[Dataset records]

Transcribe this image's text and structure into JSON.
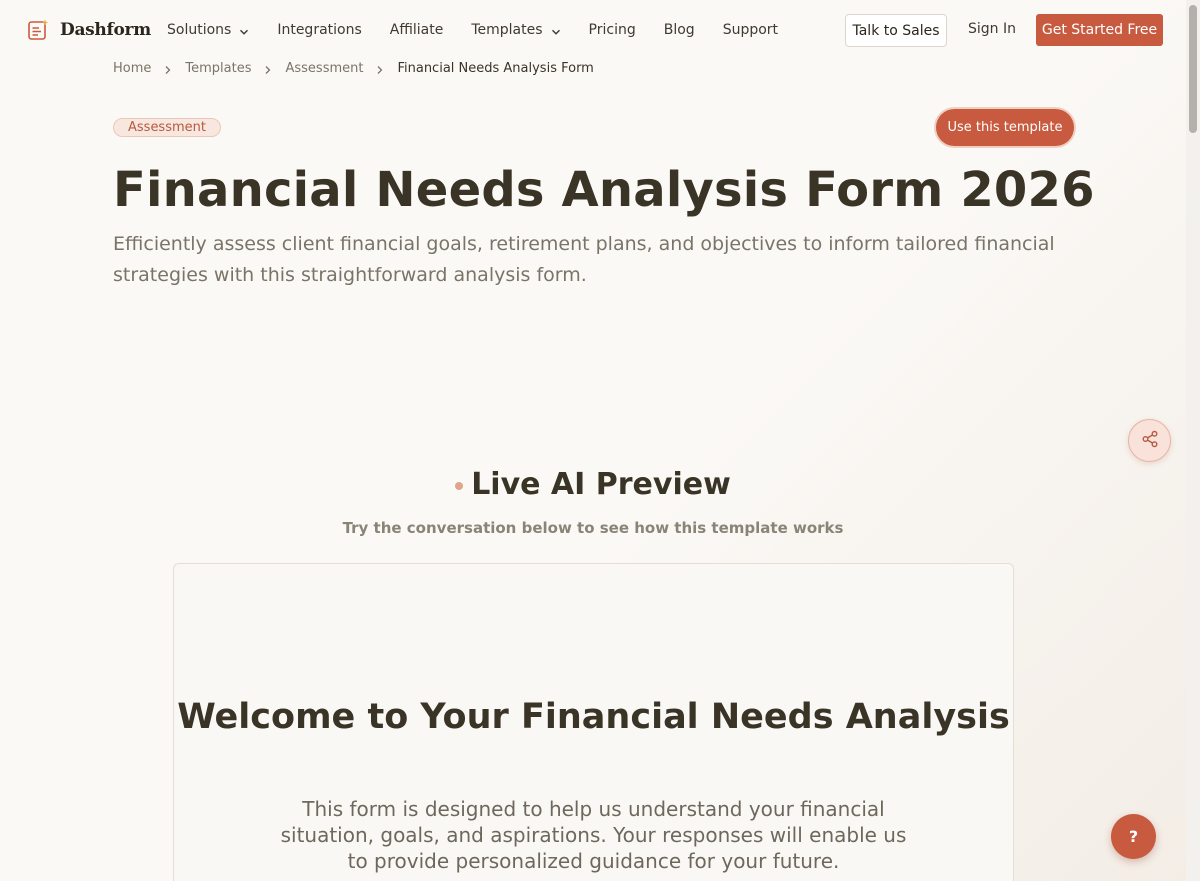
{
  "brand": {
    "name": "Dashform"
  },
  "nav": {
    "links": [
      {
        "label": "Solutions",
        "has_dropdown": true
      },
      {
        "label": "Integrations",
        "has_dropdown": false
      },
      {
        "label": "Affiliate",
        "has_dropdown": false
      },
      {
        "label": "Templates",
        "has_dropdown": true
      },
      {
        "label": "Pricing",
        "has_dropdown": false
      },
      {
        "label": "Blog",
        "has_dropdown": false
      },
      {
        "label": "Support",
        "has_dropdown": false
      }
    ],
    "talk_to_sales": "Talk to Sales",
    "sign_in": "Sign In",
    "get_started": "Get Started Free"
  },
  "breadcrumb": {
    "items": [
      "Home",
      "Templates",
      "Assessment"
    ],
    "current": "Financial Needs Analysis Form"
  },
  "hero": {
    "badge": "Assessment",
    "use_template": "Use this template",
    "title": "Financial Needs Analysis Form 2026",
    "description": "Efficiently assess client financial goals, retirement plans, and objectives to inform tailored financial strategies with this straightforward analysis form."
  },
  "preview": {
    "title": "Live AI Preview",
    "subtitle": "Try the conversation below to see how this template works",
    "welcome_title": "Welcome to Your Financial Needs Analysis",
    "welcome_desc": "This form is designed to help us understand your financial situation, goals, and aspirations. Your responses will enable us to provide personalized guidance for your future."
  },
  "help": {
    "label": "?"
  },
  "colors": {
    "accent": "#c85a3f",
    "text": "#3a3427",
    "muted": "#7a7468",
    "badge_bg": "#f8e7df"
  },
  "icons": {
    "logo": "form-sparkle-icon",
    "dropdown": "chevron-down-icon",
    "breadcrumb_sep": "chevron-right-icon",
    "share": "share-icon"
  }
}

**The task**
Pick out each line above that includes "Needs" and show it.

**Final result**
    "current": "Financial Needs Analysis Form"
    "title": "Financial Needs Analysis Form 2026",
    "welcome_title": "Welcome to Your Financial Needs Analysis",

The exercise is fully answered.